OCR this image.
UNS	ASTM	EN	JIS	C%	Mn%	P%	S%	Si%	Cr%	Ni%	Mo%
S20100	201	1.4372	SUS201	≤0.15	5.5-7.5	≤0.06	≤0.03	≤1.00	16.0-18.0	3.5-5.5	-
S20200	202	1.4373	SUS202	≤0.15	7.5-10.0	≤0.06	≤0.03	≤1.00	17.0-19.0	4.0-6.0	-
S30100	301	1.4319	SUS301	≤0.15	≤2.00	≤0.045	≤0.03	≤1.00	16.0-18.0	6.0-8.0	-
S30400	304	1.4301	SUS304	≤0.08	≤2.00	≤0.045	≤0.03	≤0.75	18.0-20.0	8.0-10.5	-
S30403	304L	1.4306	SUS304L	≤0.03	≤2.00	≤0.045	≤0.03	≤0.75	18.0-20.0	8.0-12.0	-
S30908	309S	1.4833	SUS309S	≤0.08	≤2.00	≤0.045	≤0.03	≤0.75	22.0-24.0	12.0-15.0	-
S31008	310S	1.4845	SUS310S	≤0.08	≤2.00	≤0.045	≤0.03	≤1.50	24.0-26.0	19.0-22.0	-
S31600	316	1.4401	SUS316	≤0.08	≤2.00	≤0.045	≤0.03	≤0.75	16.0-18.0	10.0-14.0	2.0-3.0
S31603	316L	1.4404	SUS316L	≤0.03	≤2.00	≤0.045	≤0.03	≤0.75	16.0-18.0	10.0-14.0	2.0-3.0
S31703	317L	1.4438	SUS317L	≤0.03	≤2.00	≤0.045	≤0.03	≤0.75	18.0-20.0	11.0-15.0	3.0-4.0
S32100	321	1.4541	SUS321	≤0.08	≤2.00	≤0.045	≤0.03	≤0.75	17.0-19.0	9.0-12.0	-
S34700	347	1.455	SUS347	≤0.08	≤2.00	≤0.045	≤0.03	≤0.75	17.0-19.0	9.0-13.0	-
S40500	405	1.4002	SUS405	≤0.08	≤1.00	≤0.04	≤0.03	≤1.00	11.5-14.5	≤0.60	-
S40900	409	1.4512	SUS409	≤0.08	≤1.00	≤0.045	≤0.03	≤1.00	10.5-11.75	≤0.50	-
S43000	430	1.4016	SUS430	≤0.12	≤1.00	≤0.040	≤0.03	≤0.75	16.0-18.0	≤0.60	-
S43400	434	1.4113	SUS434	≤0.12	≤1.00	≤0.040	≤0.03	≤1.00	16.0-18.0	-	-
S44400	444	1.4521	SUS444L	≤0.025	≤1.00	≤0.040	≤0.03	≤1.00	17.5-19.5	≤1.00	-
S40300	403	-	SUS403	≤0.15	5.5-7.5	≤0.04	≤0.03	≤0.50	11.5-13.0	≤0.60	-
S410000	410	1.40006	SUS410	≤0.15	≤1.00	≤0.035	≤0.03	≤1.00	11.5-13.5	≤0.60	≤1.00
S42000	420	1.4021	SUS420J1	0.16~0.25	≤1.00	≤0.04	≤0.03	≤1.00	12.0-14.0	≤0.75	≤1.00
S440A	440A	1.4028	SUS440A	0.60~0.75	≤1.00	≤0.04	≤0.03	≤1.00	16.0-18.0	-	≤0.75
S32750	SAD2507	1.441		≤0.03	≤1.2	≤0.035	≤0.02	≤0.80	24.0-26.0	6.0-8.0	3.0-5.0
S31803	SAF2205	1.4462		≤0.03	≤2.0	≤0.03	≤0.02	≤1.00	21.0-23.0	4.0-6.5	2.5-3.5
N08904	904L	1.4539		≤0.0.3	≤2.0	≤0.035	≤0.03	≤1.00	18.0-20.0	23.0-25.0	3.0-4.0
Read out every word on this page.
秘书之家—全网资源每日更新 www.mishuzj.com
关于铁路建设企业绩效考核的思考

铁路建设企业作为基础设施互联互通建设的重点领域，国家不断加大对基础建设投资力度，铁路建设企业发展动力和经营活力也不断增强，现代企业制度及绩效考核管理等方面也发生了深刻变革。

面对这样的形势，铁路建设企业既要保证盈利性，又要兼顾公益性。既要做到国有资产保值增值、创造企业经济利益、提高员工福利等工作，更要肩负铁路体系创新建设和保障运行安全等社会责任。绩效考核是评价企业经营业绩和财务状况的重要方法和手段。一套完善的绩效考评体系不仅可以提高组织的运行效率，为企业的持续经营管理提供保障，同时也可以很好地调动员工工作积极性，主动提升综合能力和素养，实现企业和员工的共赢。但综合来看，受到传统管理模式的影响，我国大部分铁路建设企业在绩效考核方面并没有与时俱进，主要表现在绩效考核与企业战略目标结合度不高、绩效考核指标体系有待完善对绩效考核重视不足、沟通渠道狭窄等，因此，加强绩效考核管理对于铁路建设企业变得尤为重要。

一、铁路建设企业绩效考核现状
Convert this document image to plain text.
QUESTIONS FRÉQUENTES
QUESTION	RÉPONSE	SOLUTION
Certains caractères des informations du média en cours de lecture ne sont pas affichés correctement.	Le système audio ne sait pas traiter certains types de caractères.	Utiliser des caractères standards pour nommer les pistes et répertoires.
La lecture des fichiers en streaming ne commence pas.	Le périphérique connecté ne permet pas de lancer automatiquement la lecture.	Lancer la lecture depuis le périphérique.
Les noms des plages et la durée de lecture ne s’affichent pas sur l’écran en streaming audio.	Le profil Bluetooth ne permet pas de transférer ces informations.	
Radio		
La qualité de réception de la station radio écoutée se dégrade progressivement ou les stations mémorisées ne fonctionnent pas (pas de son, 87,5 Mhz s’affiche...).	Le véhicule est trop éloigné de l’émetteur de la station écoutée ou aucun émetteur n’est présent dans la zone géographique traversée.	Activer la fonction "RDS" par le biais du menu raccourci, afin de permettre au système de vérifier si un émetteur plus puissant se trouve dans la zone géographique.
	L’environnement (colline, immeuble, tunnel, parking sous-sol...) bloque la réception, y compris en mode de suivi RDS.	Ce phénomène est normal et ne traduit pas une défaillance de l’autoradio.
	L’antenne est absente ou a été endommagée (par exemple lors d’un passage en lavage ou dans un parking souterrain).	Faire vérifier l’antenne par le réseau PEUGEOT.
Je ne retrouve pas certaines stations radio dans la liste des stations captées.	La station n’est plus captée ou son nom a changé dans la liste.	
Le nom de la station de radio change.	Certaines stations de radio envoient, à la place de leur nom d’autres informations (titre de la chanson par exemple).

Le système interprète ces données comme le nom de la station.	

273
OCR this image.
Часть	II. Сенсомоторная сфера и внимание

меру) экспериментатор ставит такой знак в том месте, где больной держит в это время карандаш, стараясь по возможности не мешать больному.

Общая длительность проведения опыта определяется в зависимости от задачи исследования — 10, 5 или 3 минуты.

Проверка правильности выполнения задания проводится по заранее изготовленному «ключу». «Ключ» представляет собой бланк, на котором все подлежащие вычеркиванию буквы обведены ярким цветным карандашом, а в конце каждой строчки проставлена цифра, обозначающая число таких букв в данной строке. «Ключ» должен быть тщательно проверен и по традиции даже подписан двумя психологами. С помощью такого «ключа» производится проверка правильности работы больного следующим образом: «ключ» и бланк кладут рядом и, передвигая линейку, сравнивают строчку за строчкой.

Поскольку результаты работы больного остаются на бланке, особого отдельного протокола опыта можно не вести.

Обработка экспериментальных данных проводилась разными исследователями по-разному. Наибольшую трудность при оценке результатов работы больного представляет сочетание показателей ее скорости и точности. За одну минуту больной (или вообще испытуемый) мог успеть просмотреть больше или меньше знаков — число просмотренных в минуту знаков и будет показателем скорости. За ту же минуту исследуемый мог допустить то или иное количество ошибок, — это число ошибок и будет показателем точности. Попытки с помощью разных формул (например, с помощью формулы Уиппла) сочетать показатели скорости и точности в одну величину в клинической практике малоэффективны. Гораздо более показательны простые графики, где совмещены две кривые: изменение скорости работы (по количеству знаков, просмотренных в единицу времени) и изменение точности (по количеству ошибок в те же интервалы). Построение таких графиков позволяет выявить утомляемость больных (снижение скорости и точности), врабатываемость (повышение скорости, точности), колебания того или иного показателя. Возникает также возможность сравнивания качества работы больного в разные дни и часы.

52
○ ○ ○
Written problem
List the lines of the entries that include "streaming".

Complete answer
La lecture des fichiers en streaming ne commence pas.	Le périphérique connecté ne permet pas de lancer automatiquement la lecture.	Lancer la lecture depuis le périphérique.
Les noms des plages et la durée de lecture ne s’affichent pas sur l’écran en streaming audio.	Le profil Bluetooth ne permet pas de transférer ces informations.	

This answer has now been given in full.